Provided information:
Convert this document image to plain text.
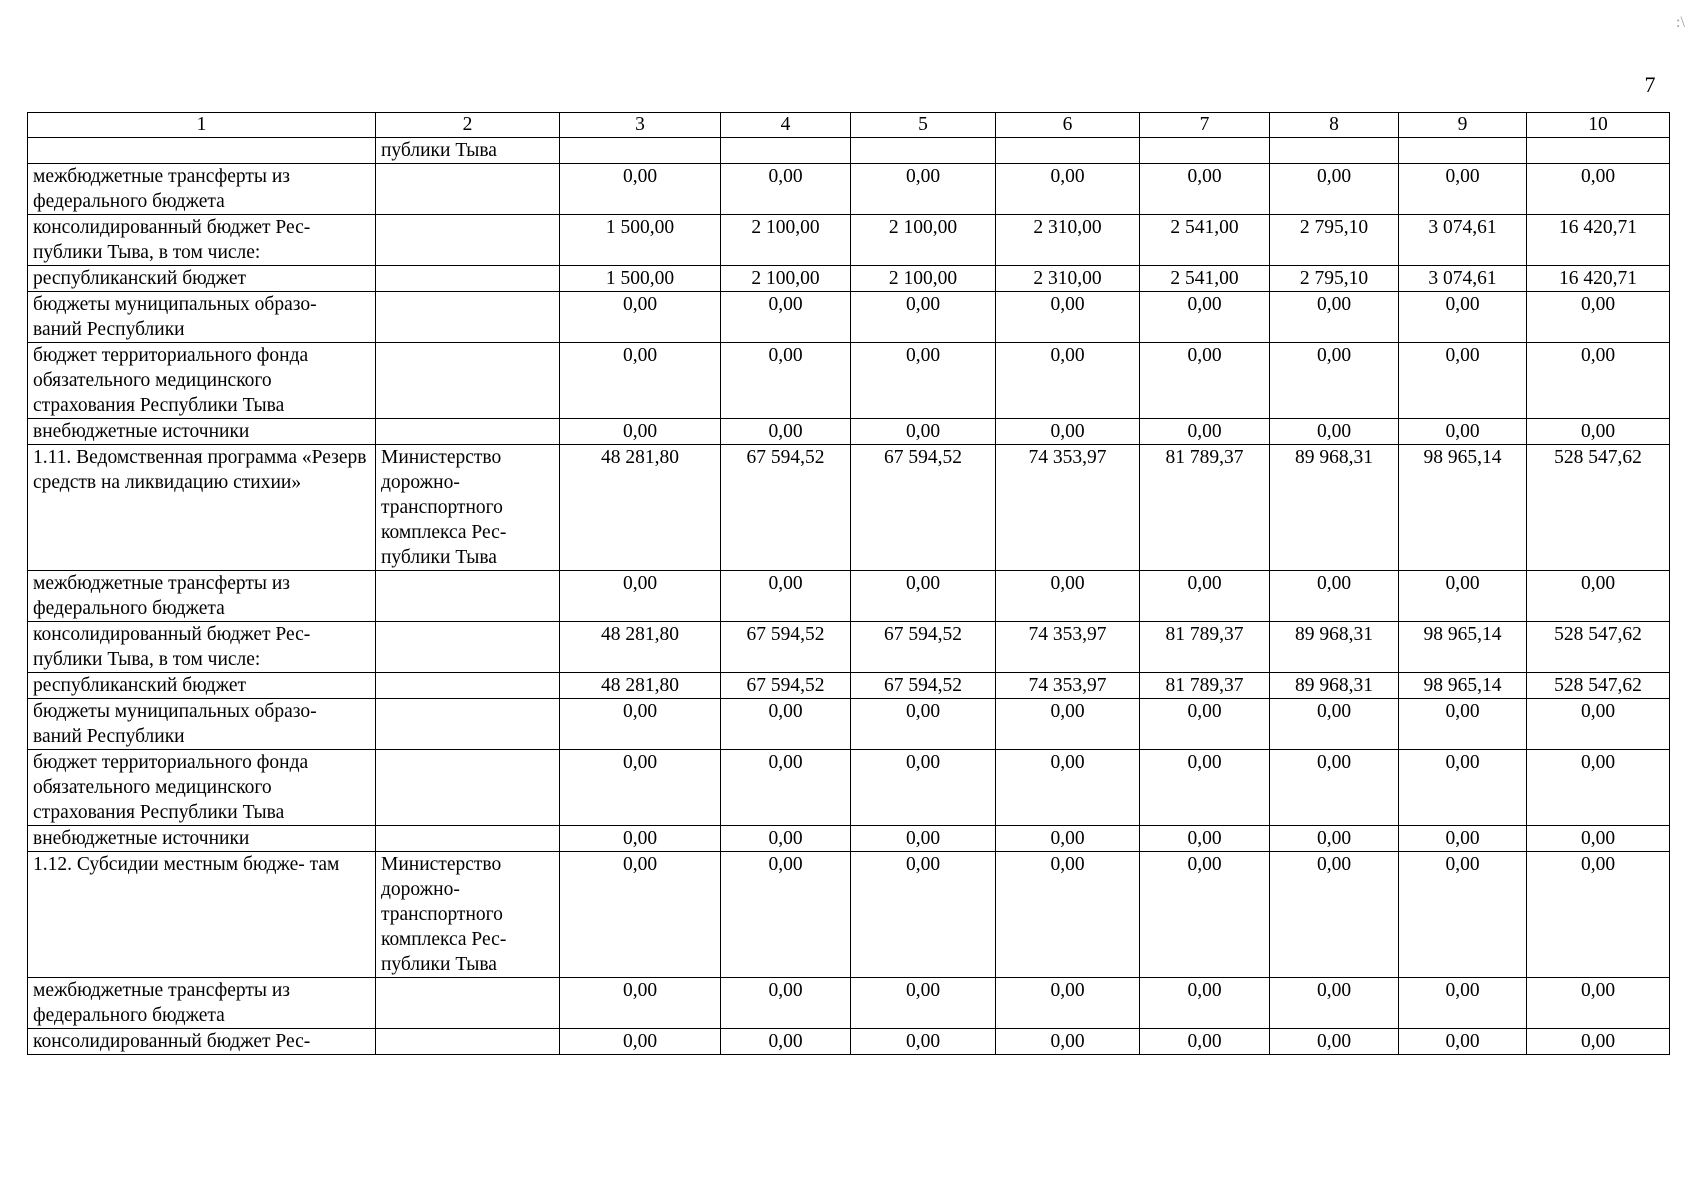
7
:\
1	2	3	4	5	6	7	8	9	10
	публики Тыва								
межбюджетные трансферты из федерального бюджета		0,00	0,00	0,00	0,00	0,00	0,00	0,00	0,00
консолидированный бюджет Рес- публики Тыва, в том числе:		1 500,00	2 100,00	2 100,00	2 310,00	2 541,00	2 795,10	3 074,61	16 420,71
республиканский бюджет		1 500,00	2 100,00	2 100,00	2 310,00	2 541,00	2 795,10	3 074,61	16 420,71
бюджеты муниципальных образо- ваний Республики		0,00	0,00	0,00	0,00	0,00	0,00	0,00	0,00
бюджет территориального фонда обязательного медицинского страхования Республики Тыва		0,00	0,00	0,00	0,00	0,00	0,00	0,00	0,00
внебюджетные источники		0,00	0,00	0,00	0,00	0,00	0,00	0,00	0,00
1.11. Ведомственная программа «Резерв средств на ликвидацию стихии»	Министерство дорожно- транспортного комплекса Рес- публики Тыва	48 281,80	67 594,52	67 594,52	74 353,97	81 789,37	89 968,31	98 965,14	528 547,62
межбюджетные трансферты из федерального бюджета		0,00	0,00	0,00	0,00	0,00	0,00	0,00	0,00
консолидированный бюджет Рес- публики Тыва, в том числе:		48 281,80	67 594,52	67 594,52	74 353,97	81 789,37	89 968,31	98 965,14	528 547,62
республиканский бюджет		48 281,80	67 594,52	67 594,52	74 353,97	81 789,37	89 968,31	98 965,14	528 547,62
бюджеты муниципальных образо- ваний Республики		0,00	0,00	0,00	0,00	0,00	0,00	0,00	0,00
бюджет территориального фонда обязательного медицинского страхования Республики Тыва		0,00	0,00	0,00	0,00	0,00	0,00	0,00	0,00
внебюджетные источники		0,00	0,00	0,00	0,00	0,00	0,00	0,00	0,00
1.12. Субсидии местным бюдже- там	Министерство дорожно- транспортного комплекса Рес- публики Тыва	0,00	0,00	0,00	0,00	0,00	0,00	0,00	0,00
межбюджетные трансферты из федерального бюджета		0,00	0,00	0,00	0,00	0,00	0,00	0,00	0,00
консолидированный бюджет Рес-		0,00	0,00	0,00	0,00	0,00	0,00	0,00	0,00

Exercise details:
Give all the entries again exactly, dropping each picture.

Exercise solution:
Convert this document image to plain text.
7
:\
1	2	3	4	5	6	7	8	9	10
	публики Тыва								
межбюджетные трансферты из федерального бюджета		0,00	0,00	0,00	0,00	0,00	0,00	0,00	0,00
консолидированный бюджет Рес- публики Тыва, в том числе:		1 500,00	2 100,00	2 100,00	2 310,00	2 541,00	2 795,10	3 074,61	16 420,71
республиканский бюджет		1 500,00	2 100,00	2 100,00	2 310,00	2 541,00	2 795,10	3 074,61	16 420,71
бюджеты муниципальных образо- ваний Республики		0,00	0,00	0,00	0,00	0,00	0,00	0,00	0,00
бюджет территориального фонда обязательного медицинского страхования Республики Тыва		0,00	0,00	0,00	0,00	0,00	0,00	0,00	0,00
внебюджетные источники		0,00	0,00	0,00	0,00	0,00	0,00	0,00	0,00
1.11. Ведомственная программа «Резерв средств на ликвидацию стихии»	Министерство дорожно- транспортного комплекса Рес- публики Тыва	48 281,80	67 594,52	67 594,52	74 353,97	81 789,37	89 968,31	98 965,14	528 547,62
межбюджетные трансферты из федерального бюджета		0,00	0,00	0,00	0,00	0,00	0,00	0,00	0,00
консолидированный бюджет Рес- публики Тыва, в том числе:		48 281,80	67 594,52	67 594,52	74 353,97	81 789,37	89 968,31	98 965,14	528 547,62
республиканский бюджет		48 281,80	67 594,52	67 594,52	74 353,97	81 789,37	89 968,31	98 965,14	528 547,62
бюджеты муниципальных образо- ваний Республики		0,00	0,00	0,00	0,00	0,00	0,00	0,00	0,00
бюджет территориального фонда обязательного медицинского страхования Республики Тыва		0,00	0,00	0,00	0,00	0,00	0,00	0,00	0,00
внебюджетные источники		0,00	0,00	0,00	0,00	0,00	0,00	0,00	0,00
1.12. Субсидии местным бюдже- там	Министерство дорожно- транспортного комплекса Рес- публики Тыва	0,00	0,00	0,00	0,00	0,00	0,00	0,00	0,00
межбюджетные трансферты из федерального бюджета		0,00	0,00	0,00	0,00	0,00	0,00	0,00	0,00
консолидированный бюджет Рес-		0,00	0,00	0,00	0,00	0,00	0,00	0,00	0,00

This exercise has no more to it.